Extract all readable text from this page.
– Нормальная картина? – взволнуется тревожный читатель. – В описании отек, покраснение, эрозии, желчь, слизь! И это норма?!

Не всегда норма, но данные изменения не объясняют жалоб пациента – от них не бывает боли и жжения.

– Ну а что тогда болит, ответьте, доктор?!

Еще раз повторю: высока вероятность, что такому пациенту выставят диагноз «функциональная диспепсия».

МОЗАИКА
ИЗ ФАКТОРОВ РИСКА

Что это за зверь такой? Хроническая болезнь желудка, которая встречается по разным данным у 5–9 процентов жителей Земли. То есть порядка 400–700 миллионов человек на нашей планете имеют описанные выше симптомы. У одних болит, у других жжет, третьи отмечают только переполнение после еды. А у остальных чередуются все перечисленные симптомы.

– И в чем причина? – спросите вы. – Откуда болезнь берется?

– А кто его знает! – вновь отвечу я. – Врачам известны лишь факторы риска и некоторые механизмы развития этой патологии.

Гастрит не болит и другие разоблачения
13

--

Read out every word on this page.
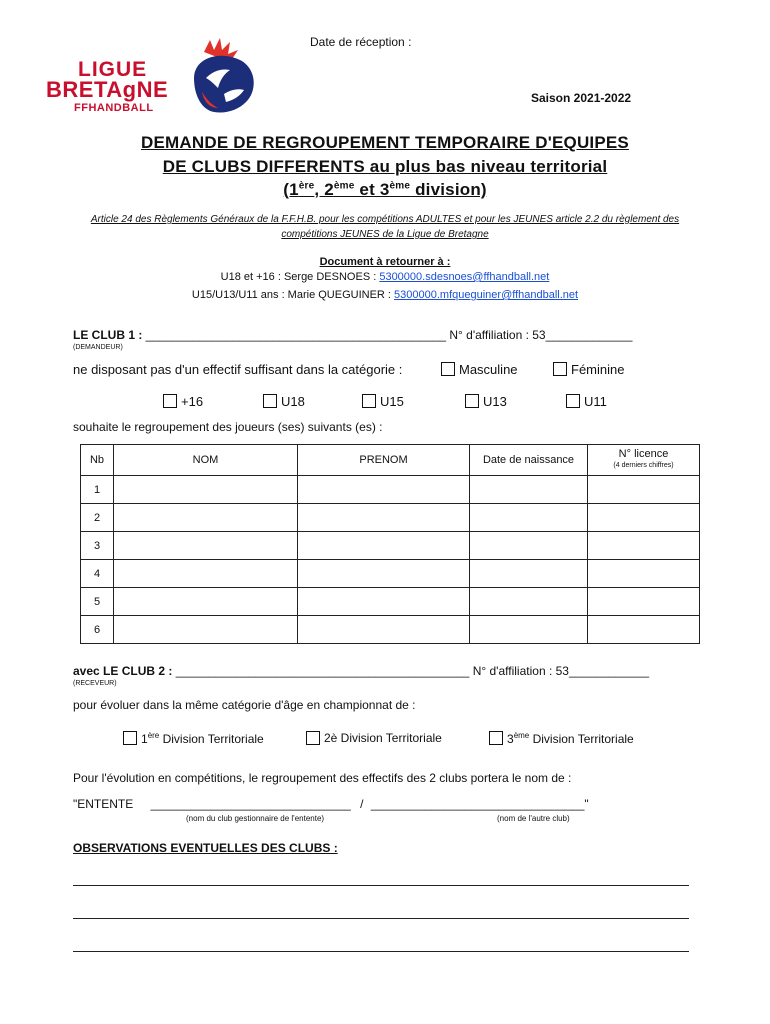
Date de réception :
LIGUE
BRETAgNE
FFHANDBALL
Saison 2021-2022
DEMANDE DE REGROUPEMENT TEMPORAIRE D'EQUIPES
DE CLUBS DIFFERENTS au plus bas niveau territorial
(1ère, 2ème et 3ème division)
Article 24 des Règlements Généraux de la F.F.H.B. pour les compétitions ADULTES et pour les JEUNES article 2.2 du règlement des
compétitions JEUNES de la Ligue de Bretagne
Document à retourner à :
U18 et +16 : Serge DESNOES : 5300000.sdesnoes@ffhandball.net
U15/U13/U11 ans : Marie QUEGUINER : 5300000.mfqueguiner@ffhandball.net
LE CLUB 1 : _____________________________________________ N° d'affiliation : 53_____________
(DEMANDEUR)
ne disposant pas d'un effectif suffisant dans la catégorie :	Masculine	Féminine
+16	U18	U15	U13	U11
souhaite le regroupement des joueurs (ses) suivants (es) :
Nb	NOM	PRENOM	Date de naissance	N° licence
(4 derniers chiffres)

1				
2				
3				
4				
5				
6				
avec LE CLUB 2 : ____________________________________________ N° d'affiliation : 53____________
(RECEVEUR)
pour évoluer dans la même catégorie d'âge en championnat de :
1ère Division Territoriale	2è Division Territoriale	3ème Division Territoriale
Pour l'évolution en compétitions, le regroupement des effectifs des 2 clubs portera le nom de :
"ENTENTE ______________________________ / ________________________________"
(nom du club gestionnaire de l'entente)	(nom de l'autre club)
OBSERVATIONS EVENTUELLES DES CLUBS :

--

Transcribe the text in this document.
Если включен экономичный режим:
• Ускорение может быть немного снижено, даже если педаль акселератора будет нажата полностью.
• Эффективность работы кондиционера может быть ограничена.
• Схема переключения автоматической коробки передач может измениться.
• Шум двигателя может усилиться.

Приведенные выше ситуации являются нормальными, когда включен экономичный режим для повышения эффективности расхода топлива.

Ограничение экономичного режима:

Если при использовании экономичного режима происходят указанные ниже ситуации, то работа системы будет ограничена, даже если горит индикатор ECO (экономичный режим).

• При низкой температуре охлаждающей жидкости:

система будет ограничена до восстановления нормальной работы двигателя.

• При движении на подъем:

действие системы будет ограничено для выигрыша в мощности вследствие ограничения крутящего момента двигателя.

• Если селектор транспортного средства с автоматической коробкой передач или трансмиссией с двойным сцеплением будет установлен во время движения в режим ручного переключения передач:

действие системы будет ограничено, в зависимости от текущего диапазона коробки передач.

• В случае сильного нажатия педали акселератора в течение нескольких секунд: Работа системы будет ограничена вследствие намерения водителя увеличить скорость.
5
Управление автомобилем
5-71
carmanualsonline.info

--

Task goal:
Count every line in the data that contains the word "акселератора", then give that count and nothing else.

Solution to this task:
2